==== MATERIAL FOR THIS EXERCISE

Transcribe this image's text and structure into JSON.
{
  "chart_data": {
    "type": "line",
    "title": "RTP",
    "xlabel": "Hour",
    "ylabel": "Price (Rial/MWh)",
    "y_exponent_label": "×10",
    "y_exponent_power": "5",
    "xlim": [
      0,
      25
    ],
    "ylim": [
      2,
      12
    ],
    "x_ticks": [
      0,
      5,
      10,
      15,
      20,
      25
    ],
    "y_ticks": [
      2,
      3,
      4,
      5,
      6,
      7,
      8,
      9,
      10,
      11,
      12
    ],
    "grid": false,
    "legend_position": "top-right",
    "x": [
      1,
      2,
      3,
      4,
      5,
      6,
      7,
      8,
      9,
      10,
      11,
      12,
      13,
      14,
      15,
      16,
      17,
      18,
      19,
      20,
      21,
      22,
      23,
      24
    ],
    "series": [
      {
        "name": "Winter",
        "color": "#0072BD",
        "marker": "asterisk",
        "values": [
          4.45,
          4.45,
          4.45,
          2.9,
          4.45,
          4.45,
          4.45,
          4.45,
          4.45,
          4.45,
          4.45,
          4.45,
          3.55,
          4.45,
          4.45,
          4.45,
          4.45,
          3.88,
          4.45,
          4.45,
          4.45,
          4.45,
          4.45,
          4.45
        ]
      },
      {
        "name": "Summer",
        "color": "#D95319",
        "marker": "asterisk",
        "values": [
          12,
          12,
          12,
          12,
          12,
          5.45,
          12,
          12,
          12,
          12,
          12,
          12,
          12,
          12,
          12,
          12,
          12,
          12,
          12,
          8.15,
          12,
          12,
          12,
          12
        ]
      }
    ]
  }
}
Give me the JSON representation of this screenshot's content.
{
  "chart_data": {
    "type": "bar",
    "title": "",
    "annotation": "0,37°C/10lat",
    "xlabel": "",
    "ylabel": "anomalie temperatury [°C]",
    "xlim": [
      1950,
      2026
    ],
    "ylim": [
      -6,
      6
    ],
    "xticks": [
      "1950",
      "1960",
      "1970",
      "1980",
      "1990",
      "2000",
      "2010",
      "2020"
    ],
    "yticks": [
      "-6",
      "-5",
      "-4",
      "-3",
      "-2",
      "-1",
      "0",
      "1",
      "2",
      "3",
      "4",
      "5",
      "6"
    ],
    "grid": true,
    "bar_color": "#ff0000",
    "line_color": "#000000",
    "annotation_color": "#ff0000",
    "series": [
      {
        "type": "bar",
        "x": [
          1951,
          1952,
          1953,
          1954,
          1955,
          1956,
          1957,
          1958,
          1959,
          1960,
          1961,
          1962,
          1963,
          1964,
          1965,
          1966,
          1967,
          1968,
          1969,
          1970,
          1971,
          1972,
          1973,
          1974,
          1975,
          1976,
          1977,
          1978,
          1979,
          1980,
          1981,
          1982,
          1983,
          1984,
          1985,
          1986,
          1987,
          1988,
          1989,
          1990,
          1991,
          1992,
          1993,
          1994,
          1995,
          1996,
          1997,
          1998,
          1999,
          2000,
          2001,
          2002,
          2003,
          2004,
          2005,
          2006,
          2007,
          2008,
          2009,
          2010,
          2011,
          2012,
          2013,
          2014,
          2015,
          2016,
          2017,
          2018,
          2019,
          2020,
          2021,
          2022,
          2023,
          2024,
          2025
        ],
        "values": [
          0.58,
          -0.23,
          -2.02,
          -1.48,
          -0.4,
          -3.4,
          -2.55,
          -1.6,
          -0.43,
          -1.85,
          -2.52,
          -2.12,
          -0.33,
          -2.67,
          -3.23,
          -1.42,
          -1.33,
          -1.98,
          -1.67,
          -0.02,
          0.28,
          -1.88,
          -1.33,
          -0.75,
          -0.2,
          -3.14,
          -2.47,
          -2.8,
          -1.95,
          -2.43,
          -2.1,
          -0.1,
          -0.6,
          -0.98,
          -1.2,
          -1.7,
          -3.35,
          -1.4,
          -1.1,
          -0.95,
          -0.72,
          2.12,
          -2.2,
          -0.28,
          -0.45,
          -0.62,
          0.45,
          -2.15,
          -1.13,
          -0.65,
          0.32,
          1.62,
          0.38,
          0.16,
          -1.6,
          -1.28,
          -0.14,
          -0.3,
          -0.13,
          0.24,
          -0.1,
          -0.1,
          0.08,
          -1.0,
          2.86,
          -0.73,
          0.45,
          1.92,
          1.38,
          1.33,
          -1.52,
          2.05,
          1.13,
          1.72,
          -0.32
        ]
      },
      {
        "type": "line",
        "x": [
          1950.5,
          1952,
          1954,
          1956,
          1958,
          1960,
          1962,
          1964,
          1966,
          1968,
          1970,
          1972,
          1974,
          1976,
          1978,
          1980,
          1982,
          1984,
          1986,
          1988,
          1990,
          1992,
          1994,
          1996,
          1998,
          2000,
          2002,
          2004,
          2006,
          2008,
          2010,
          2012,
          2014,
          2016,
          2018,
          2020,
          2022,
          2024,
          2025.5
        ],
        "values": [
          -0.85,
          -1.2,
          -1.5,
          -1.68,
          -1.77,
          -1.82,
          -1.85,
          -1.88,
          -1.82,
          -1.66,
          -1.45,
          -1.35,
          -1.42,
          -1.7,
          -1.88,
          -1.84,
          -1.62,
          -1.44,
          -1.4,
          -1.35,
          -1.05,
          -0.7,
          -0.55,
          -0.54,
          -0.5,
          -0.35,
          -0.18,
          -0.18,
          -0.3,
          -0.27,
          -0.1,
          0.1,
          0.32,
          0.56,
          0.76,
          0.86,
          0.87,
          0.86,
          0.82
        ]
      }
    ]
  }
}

========
==== MATERIAL FOR THIS EXERCISE

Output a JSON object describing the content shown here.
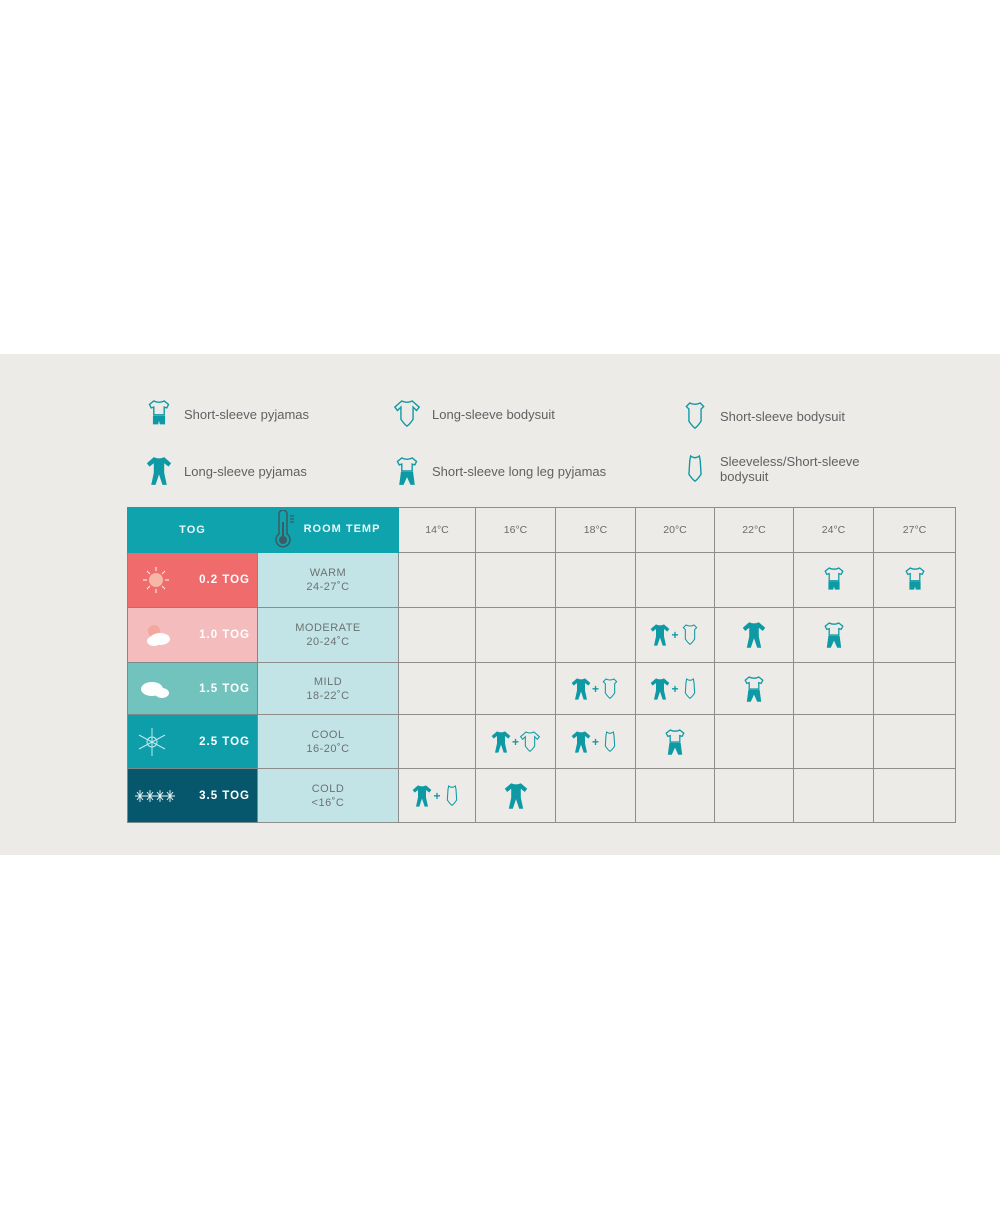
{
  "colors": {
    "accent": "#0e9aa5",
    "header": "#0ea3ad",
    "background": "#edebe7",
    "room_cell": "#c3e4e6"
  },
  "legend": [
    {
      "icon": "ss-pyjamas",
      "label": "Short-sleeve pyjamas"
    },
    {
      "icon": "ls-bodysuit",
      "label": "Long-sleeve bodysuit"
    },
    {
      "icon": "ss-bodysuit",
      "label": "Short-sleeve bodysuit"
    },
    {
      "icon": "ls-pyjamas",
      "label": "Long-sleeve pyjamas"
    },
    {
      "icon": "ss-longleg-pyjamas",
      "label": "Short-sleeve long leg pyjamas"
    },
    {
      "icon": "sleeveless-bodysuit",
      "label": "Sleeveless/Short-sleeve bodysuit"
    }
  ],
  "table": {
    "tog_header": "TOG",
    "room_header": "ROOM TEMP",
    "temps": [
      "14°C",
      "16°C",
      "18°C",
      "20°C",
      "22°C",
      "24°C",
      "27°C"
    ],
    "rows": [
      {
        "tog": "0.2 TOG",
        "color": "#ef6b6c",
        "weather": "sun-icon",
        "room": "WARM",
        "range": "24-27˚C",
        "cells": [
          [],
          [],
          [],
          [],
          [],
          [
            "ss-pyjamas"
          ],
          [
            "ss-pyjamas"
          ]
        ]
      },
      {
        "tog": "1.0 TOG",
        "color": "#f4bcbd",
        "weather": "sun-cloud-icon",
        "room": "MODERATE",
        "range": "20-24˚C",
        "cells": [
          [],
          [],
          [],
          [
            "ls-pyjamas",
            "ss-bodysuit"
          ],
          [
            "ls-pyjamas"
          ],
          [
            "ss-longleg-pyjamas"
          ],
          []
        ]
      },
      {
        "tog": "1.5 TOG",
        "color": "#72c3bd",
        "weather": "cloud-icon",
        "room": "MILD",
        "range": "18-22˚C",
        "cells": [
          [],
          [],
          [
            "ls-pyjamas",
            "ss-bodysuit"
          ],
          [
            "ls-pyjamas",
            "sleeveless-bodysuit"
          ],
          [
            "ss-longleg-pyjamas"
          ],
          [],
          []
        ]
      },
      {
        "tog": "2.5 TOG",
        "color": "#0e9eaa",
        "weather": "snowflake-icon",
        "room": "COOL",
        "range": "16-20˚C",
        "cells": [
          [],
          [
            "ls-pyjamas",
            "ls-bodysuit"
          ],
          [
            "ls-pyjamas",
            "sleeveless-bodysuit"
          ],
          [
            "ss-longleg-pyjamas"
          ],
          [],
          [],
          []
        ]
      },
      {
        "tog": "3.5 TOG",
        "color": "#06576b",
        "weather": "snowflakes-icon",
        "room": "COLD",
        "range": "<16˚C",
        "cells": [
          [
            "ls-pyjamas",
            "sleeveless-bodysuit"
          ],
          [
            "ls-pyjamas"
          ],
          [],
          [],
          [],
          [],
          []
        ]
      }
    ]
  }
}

========

§ **SET TASK**:
Select every line of the records holding the string "icon".

§ **THE OUTPUT**:
      "icon": "ss-pyjamas",
      "icon": "ls-bodysuit",
      "icon": "ss-bodysuit",
      "icon": "ls-pyjamas",
      "icon": "ss-longleg-pyjamas",
      "icon": "sleeveless-bodysuit",
        "weather": "sun-icon",
        "weather": "sun-cloud-icon",
        "weather": "cloud-icon",
        "weather": "snowflake-icon",
        "weather": "snowflakes-icon",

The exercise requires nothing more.